PROBLEM TO WORK ON:
In the feature on the Indian Memory Project, give the part from "History is reconstructed" up to and including "albums and archives." again, changing "museum pieces" to "relics".

PASSAGE GIVEN:
==*==

Research Feature > The Indian Memory Project

07Mar10

History is reconstructed by what is left behind – the notes, drawings, pictures and artifacts that tell the tale of a time gone by. The objects by themselves are like museum pieces that provoke interest but it’s only when the stories behind their being are shared that they turn magical. Through the Indian Memory Project, Anusha Yadav attempts to trace the history of Indian settlements and cities through pictures found in personal family albums and archives.

Anusha is partial to history, pictoral history in particular, and was brought up in Jaipur where she says most family albums looked like royal portraits. A photographer by profession, she terms her work as Urban Documentary. And also plans to start a family/corporate picture archiving service which archives all information digitally for future generations. She shares a few pictures from The Indian Memory Project.

Anusha says “I basically write to people, friends, asking people to send photos and I call them for stories and information about the people in it – like an oral history passed through generations.”

==*==

EXTRACTED ENTRIES:
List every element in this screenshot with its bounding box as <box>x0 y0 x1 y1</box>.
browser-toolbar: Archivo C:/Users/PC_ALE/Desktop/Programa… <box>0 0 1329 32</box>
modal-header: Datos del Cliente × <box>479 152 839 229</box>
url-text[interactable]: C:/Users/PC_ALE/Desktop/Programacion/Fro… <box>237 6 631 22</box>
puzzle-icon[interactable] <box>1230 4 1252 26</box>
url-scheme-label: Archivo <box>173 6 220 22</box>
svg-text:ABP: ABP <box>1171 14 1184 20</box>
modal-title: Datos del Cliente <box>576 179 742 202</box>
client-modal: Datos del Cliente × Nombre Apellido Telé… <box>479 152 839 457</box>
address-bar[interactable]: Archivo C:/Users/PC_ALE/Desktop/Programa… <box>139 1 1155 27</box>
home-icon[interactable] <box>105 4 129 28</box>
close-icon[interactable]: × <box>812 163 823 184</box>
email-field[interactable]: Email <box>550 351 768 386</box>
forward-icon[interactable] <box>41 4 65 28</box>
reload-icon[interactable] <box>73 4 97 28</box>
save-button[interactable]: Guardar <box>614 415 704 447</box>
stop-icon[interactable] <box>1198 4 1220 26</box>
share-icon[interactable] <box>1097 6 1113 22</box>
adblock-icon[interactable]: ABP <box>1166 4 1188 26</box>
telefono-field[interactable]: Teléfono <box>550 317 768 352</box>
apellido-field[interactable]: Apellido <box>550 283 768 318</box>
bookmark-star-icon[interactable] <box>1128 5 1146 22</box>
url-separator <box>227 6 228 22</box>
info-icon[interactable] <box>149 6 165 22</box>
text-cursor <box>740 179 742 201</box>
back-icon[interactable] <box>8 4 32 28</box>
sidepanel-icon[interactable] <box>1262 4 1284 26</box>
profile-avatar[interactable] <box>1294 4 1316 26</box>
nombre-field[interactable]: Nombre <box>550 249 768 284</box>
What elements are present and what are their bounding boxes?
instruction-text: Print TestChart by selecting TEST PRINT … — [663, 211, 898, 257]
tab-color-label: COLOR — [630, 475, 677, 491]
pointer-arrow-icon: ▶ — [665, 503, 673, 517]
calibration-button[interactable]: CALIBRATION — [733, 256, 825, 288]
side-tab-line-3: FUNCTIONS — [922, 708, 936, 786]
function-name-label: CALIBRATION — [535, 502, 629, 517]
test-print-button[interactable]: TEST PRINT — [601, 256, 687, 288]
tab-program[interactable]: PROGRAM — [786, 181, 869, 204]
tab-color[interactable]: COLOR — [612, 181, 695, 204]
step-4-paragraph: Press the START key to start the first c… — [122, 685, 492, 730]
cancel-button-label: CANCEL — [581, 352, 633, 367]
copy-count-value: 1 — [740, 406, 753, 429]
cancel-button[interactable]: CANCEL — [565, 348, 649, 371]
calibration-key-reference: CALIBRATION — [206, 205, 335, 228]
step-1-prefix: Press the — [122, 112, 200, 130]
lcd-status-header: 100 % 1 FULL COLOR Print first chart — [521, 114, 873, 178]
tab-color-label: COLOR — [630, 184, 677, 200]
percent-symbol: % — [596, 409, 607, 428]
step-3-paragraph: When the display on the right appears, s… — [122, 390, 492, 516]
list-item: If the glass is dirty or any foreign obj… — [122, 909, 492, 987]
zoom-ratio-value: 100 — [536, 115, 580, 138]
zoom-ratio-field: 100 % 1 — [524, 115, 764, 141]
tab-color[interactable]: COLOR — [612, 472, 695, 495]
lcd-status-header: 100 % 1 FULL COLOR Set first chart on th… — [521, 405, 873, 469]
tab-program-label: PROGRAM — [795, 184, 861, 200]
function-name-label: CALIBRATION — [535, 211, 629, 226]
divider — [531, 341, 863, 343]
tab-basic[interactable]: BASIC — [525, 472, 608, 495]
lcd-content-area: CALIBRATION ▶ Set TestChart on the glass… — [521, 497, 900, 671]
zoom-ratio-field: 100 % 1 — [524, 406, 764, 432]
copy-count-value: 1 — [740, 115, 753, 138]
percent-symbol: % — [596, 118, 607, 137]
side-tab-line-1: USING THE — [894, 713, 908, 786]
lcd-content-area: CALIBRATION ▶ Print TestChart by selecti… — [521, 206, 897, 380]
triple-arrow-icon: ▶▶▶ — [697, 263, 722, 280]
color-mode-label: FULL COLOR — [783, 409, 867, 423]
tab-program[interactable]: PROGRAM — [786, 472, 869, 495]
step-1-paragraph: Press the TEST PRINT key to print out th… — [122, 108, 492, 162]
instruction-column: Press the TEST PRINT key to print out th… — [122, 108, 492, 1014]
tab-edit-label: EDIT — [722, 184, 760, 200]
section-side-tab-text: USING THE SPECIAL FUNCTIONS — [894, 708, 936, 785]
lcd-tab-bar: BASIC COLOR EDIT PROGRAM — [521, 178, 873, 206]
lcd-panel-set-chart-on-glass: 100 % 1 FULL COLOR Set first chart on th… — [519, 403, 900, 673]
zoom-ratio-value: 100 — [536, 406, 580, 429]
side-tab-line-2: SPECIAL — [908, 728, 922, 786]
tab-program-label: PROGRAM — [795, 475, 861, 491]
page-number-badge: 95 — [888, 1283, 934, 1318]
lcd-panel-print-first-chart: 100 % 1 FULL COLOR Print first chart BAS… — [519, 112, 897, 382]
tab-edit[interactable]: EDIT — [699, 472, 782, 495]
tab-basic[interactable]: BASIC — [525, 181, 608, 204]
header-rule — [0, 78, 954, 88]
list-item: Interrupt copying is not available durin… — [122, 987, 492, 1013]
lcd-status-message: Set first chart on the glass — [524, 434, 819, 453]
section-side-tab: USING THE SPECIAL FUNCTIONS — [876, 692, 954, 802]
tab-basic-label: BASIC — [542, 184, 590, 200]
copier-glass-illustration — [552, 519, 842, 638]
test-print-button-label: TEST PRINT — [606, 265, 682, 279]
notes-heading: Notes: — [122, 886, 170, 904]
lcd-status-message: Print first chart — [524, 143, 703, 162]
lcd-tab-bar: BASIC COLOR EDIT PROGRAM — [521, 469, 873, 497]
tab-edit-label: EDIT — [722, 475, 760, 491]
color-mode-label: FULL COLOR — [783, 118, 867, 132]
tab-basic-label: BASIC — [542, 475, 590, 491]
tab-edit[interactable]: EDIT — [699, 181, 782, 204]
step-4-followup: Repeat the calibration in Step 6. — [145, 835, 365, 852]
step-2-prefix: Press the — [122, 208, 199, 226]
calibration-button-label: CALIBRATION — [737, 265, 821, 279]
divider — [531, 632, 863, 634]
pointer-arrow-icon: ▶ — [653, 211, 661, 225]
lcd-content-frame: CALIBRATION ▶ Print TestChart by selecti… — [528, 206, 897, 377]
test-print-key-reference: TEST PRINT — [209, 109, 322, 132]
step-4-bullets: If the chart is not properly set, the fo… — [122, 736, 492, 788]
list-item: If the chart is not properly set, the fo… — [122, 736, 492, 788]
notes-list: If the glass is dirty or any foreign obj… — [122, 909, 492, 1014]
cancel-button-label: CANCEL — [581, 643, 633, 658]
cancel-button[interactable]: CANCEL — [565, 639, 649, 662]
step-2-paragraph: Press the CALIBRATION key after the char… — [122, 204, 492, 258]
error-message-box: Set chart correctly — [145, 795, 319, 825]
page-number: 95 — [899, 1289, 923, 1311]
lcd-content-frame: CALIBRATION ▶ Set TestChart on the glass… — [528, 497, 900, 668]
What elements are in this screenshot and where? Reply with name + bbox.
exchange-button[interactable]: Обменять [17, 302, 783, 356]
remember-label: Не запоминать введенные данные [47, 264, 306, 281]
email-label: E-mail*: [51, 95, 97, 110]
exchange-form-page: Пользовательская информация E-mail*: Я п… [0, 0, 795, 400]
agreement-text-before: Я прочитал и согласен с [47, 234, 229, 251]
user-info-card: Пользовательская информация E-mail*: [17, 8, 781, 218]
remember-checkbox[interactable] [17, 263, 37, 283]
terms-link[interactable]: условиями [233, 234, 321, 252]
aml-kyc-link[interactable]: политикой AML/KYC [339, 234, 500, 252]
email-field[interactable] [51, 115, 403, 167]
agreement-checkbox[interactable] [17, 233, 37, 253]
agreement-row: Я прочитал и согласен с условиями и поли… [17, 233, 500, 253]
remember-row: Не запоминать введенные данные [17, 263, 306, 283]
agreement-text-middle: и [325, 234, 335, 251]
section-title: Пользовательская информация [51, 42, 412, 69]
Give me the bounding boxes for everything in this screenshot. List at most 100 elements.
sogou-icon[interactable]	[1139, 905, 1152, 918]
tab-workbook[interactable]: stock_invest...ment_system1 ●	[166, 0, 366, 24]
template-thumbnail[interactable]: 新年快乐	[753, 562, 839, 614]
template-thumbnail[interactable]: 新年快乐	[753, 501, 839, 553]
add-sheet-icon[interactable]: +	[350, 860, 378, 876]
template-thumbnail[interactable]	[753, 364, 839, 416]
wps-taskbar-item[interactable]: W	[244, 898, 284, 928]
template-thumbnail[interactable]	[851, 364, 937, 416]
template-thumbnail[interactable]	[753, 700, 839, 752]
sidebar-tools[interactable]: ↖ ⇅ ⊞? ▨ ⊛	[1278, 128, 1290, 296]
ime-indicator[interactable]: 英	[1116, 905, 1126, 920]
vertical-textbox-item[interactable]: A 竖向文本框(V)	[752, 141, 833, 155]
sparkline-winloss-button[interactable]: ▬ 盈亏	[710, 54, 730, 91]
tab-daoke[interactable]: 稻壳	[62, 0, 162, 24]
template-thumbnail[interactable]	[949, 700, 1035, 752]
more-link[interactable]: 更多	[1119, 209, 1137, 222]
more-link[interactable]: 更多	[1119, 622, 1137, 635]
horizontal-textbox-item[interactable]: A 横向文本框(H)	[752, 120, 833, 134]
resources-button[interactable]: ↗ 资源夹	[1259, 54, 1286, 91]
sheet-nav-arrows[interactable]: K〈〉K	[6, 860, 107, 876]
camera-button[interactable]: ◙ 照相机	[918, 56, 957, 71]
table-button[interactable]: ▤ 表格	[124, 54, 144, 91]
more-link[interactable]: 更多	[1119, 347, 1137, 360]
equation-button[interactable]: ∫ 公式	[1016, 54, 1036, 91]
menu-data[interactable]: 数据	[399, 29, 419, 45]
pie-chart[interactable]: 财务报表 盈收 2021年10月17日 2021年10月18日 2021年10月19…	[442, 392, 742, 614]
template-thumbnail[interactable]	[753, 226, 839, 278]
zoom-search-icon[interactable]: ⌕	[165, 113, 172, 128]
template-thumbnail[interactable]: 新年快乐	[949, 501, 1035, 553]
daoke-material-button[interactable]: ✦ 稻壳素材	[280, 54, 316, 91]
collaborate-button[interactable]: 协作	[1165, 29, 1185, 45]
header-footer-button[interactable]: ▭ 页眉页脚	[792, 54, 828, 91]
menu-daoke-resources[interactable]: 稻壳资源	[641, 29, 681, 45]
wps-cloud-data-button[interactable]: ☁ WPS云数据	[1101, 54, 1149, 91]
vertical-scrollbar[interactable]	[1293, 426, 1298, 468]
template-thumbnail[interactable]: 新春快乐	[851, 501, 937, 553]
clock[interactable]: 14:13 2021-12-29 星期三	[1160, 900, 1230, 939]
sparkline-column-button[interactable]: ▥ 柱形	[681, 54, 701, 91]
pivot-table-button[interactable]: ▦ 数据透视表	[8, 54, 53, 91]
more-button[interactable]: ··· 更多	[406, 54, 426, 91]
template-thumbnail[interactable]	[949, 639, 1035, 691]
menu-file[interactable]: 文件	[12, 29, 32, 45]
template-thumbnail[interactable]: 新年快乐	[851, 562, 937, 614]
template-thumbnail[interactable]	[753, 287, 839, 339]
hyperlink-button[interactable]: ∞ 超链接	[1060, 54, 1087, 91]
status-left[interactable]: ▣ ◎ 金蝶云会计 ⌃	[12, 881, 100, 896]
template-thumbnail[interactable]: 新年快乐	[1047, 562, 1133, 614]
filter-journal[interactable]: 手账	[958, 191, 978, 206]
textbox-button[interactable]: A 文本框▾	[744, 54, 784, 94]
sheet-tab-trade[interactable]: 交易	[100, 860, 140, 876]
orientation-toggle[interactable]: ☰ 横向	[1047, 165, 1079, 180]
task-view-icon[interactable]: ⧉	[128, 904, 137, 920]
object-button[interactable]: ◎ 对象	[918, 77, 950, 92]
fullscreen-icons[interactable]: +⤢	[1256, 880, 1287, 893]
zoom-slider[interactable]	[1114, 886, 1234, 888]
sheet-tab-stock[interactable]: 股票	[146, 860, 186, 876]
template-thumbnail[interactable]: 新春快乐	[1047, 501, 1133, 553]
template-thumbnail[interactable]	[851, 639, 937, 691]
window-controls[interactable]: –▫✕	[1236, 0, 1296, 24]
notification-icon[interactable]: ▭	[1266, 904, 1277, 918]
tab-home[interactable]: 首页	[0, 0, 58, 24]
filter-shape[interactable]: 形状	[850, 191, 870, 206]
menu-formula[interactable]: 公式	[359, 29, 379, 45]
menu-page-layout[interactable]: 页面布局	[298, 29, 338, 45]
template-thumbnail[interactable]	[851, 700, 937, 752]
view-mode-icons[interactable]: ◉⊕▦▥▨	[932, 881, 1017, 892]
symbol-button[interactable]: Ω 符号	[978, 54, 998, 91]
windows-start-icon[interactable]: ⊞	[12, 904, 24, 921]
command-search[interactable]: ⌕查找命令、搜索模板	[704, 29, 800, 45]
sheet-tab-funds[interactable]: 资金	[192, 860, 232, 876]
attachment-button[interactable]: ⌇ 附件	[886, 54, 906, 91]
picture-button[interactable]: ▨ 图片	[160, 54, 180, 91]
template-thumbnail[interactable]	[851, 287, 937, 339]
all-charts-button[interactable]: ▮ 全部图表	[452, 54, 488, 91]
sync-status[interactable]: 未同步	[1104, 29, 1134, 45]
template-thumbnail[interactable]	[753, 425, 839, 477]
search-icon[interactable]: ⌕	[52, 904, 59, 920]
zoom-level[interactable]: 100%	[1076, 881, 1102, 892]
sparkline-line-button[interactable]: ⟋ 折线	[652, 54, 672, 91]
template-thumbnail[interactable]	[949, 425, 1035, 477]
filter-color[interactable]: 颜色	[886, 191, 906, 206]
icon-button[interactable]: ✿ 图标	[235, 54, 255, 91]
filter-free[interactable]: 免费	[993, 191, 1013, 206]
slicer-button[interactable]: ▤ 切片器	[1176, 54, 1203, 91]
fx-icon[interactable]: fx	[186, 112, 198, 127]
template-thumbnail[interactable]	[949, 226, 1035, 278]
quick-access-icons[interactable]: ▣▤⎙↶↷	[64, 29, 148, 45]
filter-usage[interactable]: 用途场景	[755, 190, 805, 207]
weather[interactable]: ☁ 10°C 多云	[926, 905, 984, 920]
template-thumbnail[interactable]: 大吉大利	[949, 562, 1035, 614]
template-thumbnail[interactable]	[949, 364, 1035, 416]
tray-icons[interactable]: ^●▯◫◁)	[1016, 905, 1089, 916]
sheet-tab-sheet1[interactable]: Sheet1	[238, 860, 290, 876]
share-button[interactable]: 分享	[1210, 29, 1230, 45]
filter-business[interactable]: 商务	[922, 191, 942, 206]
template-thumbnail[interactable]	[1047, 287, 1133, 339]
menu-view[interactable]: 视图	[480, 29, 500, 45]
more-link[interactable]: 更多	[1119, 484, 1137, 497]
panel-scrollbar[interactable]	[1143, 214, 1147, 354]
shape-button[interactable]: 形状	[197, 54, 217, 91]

==*==

RESULT OF THIS TASK:
History is reconstructed by what is left behind – the notes, drawings, pictures and artifacts that tell the tale of a time gone by. The objects by themselves are like relics that provoke interest but it’s only when the stories behind their being are shared that they turn magical. Through the Indian Memory Project, Anusha Yadav attempts to trace the history of Indian settlements and cities through pictures found in personal family albums and archives.